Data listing
** Start **

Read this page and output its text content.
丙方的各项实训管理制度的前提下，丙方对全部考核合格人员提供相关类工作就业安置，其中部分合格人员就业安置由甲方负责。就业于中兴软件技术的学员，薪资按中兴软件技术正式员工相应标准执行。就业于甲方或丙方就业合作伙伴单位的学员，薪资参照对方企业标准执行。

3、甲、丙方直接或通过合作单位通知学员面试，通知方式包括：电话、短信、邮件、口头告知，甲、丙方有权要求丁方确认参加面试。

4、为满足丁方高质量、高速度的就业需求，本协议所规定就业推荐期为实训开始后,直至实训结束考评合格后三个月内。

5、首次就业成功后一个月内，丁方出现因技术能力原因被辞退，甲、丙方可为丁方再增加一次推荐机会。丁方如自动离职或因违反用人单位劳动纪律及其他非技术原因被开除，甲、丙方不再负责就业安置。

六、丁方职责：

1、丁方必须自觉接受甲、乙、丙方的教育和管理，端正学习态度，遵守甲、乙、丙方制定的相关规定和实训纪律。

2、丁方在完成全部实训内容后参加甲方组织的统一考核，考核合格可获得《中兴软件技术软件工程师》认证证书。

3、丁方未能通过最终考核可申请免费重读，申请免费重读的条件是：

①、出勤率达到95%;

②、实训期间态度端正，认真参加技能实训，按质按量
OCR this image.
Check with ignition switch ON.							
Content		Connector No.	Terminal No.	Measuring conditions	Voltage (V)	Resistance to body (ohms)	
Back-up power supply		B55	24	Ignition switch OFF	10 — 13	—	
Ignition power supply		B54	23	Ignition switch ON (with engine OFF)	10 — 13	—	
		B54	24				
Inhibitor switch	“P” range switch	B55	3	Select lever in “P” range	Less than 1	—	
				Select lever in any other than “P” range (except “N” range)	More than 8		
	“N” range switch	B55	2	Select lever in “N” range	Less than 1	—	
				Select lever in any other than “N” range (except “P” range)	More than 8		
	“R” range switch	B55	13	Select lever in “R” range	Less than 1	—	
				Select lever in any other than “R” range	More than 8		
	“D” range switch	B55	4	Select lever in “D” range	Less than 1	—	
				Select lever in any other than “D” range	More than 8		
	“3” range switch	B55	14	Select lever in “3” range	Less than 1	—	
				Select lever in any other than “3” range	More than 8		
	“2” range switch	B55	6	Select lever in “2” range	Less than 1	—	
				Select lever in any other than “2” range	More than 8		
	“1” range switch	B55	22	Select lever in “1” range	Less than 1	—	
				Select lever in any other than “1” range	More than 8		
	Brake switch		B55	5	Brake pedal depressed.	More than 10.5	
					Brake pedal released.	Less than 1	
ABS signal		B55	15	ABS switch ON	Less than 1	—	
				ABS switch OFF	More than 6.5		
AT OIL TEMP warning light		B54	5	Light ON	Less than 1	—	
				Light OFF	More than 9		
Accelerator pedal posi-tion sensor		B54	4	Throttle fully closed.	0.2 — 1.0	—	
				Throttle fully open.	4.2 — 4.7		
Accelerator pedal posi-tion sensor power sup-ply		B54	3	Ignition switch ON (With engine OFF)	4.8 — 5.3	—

** End **

- Work required -
Please quote every record above exactly as it appears.

- Complete response -
Read this page and output its text content.
丙方的各项实训管理制度的前提下，丙方对全部考核合格人员提供相关类工作就业安置，其中部分合格人员就业安置由甲方负责。就业于中兴软件技术的学员，薪资按中兴软件技术正式员工相应标准执行。就业于甲方或丙方就业合作伙伴单位的学员，薪资参照对方企业标准执行。

3、甲、丙方直接或通过合作单位通知学员面试，通知方式包括：电话、短信、邮件、口头告知，甲、丙方有权要求丁方确认参加面试。

4、为满足丁方高质量、高速度的就业需求，本协议所规定就业推荐期为实训开始后,直至实训结束考评合格后三个月内。

5、首次就业成功后一个月内，丁方出现因技术能力原因被辞退，甲、丙方可为丁方再增加一次推荐机会。丁方如自动离职或因违反用人单位劳动纪律及其他非技术原因被开除，甲、丙方不再负责就业安置。

六、丁方职责：

1、丁方必须自觉接受甲、乙、丙方的教育和管理，端正学习态度，遵守甲、乙、丙方制定的相关规定和实训纪律。

2、丁方在完成全部实训内容后参加甲方组织的统一考核，考核合格可获得《中兴软件技术软件工程师》认证证书。

3、丁方未能通过最终考核可申请免费重读，申请免费重读的条件是：

①、出勤率达到95%;

②、实训期间态度端正，认真参加技能实训，按质按量
OCR this image.
Check with ignition switch ON.							
Content		Connector No.	Terminal No.	Measuring conditions	Voltage (V)	Resistance to body (ohms)	
Back-up power supply		B55	24	Ignition switch OFF	10 — 13	—	
Ignition power supply		B54	23	Ignition switch ON (with engine OFF)	10 — 13	—	
		B54	24				
Inhibitor switch	“P” range switch	B55	3	Select lever in “P” range	Less than 1	—	
				Select lever in any other than “P” range (except “N” range)	More than 8		
	“N” range switch	B55	2	Select lever in “N” range	Less than 1	—	
				Select lever in any other than “N” range (except “P” range)	More than 8		
	“R” range switch	B55	13	Select lever in “R” range	Less than 1	—	
				Select lever in any other than “R” range	More than 8		
	“D” range switch	B55	4	Select lever in “D” range	Less than 1	—	
				Select lever in any other than “D” range	More than 8		
	“3” range switch	B55	14	Select lever in “3” range	Less than 1	—	
				Select lever in any other than “3” range	More than 8		
	“2” range switch	B55	6	Select lever in “2” range	Less than 1	—	
				Select lever in any other than “2” range	More than 8		
	“1” range switch	B55	22	Select lever in “1” range	Less than 1	—	
				Select lever in any other than “1” range	More than 8		
	Brake switch		B55	5	Brake pedal depressed.	More than 10.5	
					Brake pedal released.	Less than 1	
ABS signal		B55	15	ABS switch ON	Less than 1	—	
				ABS switch OFF	More than 6.5		
AT OIL TEMP warning light		B54	5	Light ON	Less than 1	—	
				Light OFF	More than 9		
Accelerator pedal posi-tion sensor		B54	4	Throttle fully closed.	0.2 — 1.0	—	
				Throttle fully open.	4.2 — 4.7		
Accelerator pedal posi-tion sensor power sup-ply		B54	3	Ignition switch ON (With engine OFF)	4.8 — 5.3	—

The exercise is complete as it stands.